= Tasks to carry out =
(a) List every reputation figure shown in the forum thread.
(b) In the forum thread, what does the last answer say the call to rstrip() is for?
(c) Please rewrite the forum thread's paragraph beginning "As a side note" in a shorter form, keeping its main facts.

= Text =
--
Reputation: 564
Given a string containing a mixture of Arabic and English, I want to remove any English char or word from it, leaving only an Arabic sentence. The following code doesn't work. How can I modify it?
import string
text = 'انا أحاول أن أعرف من انت this is not'
maintext = ''.join(ch for ch in text if ch not in set(string.punctuation))
text = filter(lambda x: x==' ' or x not in string.printable , maintext)
print(text)
Thank you
Upvotes: 1
Views: 2869
Reputation: 11968
All the other answers suggest using REGEX, but you can do this without regex and just the ascii letters from string module
import string
text = 'انا أحاول أن أعرف من انت this is not'
text = "".join([char for char in text if char not in string.ascii_letters]).strip()
print(text)
OUTPUT
انا أحاول أن أعرف من انت
Upvotes: 0
Reputation: 240
Here is my version:
import string
import re
text = 'انا أحاول أن أعرف من انت this is not'
maintext = re.sub(r'[a-zA-Z]', '', text)
print(maintext)
Upvotes: 0
Reputation: 520928
You could try using re.sub
here:
# -*- coding: utf-8 -*-
import re
text = 'انا أحاول أن أعرف من انت this is not'
output = re.sub(r'\s*[A-Za-z]+\b', '' , text)
output = output.rstrip()
print(output)
This prints:
انا أحاول أن أعرف من انت
As a side note, we capture possible leading whitespace in the regex pattern \s*[A-Za-z]+
, because we don't want to cause two Arabic words which surrounded an English word to become fused together. But, this leaves the possibility of trailing whitespace on the RHS, so we call rstrip()
to remove it.
Upvotes: 1
--
= Data shown =

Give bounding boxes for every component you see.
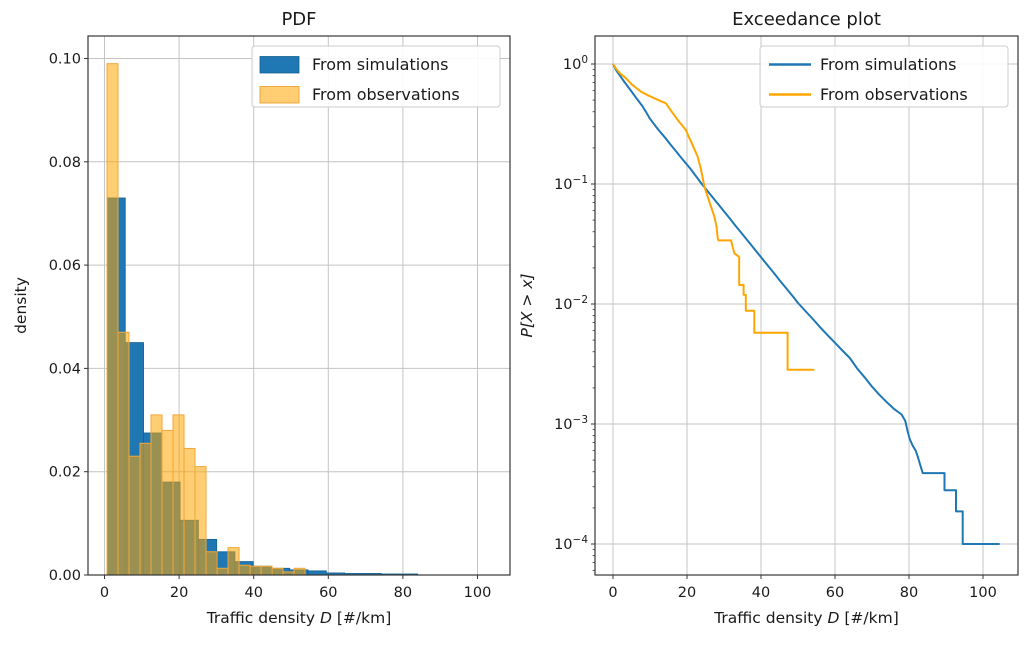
--
= Outputs for the tasks =
(a) 564, 11968, 240, 520928

(b) It removes the trailing whitespace that can be left on the right-hand side.

(c) The pattern \s*[A-Za-z]+ also captures any leading whitespace, so two Arabic words that surrounded an English word don't become fused together. Because this can leave trailing whitespace on the right-hand side, rstrip() is called to remove it.